THE TASK: Extract the complete listing and repeat it word for word.

··· EXCERPTED DATA ···

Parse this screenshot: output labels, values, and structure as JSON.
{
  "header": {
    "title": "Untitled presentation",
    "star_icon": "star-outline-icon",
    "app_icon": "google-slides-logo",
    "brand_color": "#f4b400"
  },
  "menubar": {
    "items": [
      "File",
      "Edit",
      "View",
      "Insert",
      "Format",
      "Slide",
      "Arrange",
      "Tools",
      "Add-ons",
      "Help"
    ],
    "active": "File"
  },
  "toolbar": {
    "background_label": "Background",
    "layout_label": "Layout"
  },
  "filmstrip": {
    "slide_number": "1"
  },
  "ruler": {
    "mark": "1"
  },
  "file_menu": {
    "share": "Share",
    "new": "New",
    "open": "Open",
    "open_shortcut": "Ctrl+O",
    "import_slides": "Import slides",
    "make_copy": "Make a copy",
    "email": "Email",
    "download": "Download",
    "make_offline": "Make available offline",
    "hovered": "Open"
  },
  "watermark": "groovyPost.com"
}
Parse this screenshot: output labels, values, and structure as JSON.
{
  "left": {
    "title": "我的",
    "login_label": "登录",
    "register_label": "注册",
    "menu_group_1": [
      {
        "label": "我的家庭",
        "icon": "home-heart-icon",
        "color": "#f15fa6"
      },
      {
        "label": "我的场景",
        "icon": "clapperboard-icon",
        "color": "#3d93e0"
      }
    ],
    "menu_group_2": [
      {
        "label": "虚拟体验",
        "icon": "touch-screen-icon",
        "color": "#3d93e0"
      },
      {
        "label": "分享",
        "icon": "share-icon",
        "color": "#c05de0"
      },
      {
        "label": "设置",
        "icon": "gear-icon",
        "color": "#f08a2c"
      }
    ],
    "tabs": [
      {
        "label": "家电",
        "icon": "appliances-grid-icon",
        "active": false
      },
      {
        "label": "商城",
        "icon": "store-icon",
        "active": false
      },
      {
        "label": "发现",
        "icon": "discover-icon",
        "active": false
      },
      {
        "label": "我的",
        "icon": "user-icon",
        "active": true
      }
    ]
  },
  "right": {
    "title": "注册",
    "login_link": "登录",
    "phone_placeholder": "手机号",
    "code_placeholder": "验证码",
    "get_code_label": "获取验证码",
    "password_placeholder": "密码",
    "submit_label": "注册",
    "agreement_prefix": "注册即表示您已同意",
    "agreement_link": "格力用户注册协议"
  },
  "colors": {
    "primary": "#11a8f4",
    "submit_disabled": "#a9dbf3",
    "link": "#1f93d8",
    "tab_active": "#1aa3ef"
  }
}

···

OUTPUT:
Parse this screenshot: output labels, values, and structure as JSON.
{
  "header": {
    "title": "Untitled presentation",
    "star_icon": "star-outline-icon",
    "app_icon": "google-slides-logo",
    "brand_color": "#f4b400"
  },
  "menubar": {
    "items": [
      "File",
      "Edit",
      "View",
      "Insert",
      "Format",
      "Slide",
      "Arrange",
      "Tools",
      "Add-ons",
      "Help"
    ],
    "active": "File"
  },
  "toolbar": {
    "background_label": "Background",
    "layout_label": "Layout"
  },
  "filmstrip": {
    "slide_number": "1"
  },
  "ruler": {
    "mark": "1"
  },
  "file_menu": {
    "share": "Share",
    "new": "New",
    "open": "Open",
    "open_shortcut": "Ctrl+O",
    "import_slides": "Import slides",
    "make_copy": "Make a copy",
    "email": "Email",
    "download": "Download",
    "make_offline": "Make available offline",
    "hovered": "Open"
  },
  "watermark": "groovyPost.com"
}
Parse this screenshot: output labels, values, and structure as JSON.
{
  "left": {
    "title": "我的",
    "login_label": "登录",
    "register_label": "注册",
    "menu_group_1": [
      {
        "label": "我的家庭",
        "icon": "home-heart-icon",
        "color": "#f15fa6"
      },
      {
        "label": "我的场景",
        "icon": "clapperboard-icon",
        "color": "#3d93e0"
      }
    ],
    "menu_group_2": [
      {
        "label": "虚拟体验",
        "icon": "touch-screen-icon",
        "color": "#3d93e0"
      },
      {
        "label": "分享",
        "icon": "share-icon",
        "color": "#c05de0"
      },
      {
        "label": "设置",
        "icon": "gear-icon",
        "color": "#f08a2c"
      }
    ],
    "tabs": [
      {
        "label": "家电",
        "icon": "appliances-grid-icon",
        "active": false
      },
      {
        "label": "商城",
        "icon": "store-icon",
        "active": false
      },
      {
        "label": "发现",
        "icon": "discover-icon",
        "active": false
      },
      {
        "label": "我的",
        "icon": "user-icon",
        "active": true
      }
    ]
  },
  "right": {
    "title": "注册",
    "login_link": "登录",
    "phone_placeholder": "手机号",
    "code_placeholder": "验证码",
    "get_code_label": "获取验证码",
    "password_placeholder": "密码",
    "submit_label": "注册",
    "agreement_prefix": "注册即表示您已同意",
    "agreement_link": "格力用户注册协议"
  },
  "colors": {
    "primary": "#11a8f4",
    "submit_disabled": "#a9dbf3",
    "link": "#1f93d8",
    "tab_active": "#1aa3ef"
  }
}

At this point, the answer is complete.